_Given request_
In the data below, locate each line with the word "screenshot" and list it.

[Collected data entries]
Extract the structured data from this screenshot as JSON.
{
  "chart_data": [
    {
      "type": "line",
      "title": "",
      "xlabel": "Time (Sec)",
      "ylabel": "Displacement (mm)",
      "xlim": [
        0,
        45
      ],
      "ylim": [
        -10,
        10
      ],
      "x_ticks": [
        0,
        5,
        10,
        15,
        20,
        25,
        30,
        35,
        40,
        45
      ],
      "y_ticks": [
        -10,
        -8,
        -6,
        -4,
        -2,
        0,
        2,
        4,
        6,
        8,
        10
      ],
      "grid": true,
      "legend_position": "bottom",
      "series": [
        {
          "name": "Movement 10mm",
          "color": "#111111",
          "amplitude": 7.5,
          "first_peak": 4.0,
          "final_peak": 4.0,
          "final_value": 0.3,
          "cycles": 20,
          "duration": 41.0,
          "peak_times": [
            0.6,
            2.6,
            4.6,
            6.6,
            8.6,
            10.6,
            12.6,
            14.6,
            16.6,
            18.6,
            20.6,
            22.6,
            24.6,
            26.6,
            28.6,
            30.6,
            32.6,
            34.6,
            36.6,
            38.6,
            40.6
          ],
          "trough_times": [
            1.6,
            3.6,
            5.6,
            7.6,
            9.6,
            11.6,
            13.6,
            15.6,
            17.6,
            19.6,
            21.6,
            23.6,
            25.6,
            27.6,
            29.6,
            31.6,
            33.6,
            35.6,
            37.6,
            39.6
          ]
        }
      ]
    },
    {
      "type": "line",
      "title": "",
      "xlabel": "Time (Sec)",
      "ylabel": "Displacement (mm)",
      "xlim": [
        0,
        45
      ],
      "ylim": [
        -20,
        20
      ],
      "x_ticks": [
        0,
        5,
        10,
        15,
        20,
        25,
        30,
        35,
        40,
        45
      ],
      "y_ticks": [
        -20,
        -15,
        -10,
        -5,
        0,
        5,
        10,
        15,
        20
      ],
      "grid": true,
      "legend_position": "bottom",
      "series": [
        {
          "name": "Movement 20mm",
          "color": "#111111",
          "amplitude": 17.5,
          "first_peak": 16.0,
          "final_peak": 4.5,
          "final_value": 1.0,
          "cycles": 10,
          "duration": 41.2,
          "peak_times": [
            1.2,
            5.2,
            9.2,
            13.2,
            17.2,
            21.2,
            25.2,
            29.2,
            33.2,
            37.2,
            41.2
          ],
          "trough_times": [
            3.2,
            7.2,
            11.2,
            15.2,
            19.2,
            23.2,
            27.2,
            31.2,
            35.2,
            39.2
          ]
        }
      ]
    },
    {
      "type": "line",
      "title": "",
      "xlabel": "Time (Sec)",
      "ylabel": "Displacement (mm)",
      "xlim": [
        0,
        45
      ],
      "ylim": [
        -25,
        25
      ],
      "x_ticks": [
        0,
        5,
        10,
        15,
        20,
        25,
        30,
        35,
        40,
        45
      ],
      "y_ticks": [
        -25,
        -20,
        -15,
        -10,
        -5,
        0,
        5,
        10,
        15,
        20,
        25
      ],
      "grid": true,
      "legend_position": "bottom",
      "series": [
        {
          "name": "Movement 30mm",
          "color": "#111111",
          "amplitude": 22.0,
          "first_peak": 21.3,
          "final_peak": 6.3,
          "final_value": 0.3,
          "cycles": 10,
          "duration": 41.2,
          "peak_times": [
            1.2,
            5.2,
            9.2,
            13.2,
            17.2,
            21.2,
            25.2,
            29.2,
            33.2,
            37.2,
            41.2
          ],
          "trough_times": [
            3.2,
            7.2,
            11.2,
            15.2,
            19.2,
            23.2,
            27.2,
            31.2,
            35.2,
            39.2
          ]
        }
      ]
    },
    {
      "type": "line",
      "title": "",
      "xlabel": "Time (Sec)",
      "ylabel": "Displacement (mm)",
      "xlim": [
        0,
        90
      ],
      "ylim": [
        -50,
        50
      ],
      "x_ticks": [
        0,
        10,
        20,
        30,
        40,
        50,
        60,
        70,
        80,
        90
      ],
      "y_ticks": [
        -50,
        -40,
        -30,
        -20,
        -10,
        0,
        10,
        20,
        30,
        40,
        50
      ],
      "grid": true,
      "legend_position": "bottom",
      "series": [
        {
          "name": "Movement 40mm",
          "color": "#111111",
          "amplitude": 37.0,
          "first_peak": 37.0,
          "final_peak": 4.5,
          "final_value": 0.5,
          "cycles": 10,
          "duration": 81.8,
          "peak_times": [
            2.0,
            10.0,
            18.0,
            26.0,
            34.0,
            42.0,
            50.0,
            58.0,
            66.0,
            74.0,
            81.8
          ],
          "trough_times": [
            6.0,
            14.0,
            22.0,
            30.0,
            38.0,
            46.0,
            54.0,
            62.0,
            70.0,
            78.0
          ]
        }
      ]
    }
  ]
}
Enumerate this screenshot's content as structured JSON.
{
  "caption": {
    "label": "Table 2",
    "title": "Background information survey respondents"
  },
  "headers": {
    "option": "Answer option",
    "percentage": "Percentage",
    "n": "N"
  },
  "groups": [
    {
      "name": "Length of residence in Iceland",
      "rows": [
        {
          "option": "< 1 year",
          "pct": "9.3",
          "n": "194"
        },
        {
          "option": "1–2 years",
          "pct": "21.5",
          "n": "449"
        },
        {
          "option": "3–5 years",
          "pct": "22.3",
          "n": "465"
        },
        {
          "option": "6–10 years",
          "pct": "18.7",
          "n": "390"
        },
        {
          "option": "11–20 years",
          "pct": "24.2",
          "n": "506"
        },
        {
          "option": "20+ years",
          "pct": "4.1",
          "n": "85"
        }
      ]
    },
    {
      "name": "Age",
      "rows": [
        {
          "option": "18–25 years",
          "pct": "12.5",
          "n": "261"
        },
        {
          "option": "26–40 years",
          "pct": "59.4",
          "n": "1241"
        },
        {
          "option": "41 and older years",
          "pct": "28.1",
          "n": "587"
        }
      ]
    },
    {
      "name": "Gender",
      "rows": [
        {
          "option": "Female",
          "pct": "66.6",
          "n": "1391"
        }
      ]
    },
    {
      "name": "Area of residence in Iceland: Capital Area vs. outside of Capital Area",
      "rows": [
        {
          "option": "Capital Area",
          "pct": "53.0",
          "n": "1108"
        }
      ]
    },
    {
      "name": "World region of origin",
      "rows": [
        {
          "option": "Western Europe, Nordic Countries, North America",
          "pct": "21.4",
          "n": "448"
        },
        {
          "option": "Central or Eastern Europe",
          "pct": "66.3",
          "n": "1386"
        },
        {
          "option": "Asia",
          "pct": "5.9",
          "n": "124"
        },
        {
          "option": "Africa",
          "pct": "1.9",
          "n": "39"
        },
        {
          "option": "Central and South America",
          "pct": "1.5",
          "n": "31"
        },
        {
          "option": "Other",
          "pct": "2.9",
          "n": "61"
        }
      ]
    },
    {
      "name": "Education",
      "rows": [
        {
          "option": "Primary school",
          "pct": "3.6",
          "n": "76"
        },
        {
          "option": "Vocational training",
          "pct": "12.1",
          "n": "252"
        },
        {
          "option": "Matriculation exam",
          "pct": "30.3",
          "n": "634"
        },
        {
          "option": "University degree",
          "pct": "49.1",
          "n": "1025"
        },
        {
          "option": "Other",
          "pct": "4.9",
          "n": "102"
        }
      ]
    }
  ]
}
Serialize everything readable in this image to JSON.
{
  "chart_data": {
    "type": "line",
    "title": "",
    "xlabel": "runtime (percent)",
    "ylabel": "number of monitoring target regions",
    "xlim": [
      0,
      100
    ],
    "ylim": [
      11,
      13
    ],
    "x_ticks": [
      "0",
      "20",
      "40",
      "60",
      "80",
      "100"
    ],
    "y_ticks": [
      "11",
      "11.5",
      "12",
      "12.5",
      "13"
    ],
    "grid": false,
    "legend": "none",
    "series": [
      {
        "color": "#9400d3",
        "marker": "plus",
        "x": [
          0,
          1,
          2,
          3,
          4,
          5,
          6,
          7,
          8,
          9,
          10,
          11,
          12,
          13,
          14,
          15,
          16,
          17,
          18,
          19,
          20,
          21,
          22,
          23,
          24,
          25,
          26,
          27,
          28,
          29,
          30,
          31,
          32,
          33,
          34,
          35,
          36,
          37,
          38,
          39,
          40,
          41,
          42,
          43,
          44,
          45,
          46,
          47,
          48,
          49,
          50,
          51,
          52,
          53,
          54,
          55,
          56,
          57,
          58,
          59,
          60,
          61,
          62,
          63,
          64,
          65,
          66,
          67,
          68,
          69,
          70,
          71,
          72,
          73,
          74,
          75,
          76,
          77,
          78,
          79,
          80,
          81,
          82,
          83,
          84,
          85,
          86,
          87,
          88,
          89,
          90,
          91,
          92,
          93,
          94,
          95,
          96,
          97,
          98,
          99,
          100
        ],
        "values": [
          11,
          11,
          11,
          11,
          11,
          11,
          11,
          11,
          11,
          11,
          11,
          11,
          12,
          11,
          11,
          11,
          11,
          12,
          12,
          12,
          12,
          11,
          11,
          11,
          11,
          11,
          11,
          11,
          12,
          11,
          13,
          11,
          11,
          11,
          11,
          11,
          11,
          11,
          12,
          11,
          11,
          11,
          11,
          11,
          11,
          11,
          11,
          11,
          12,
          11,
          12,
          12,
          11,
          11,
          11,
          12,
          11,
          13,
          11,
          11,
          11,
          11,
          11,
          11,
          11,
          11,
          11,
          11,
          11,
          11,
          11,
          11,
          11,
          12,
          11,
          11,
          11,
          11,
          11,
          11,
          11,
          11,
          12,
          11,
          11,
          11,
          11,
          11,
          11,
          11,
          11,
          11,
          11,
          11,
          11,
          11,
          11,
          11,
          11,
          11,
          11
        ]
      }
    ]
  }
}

_Exercise result_
Extract the structured data from this screenshot as JSON.
Enumerate this screenshot's content as structured JSON.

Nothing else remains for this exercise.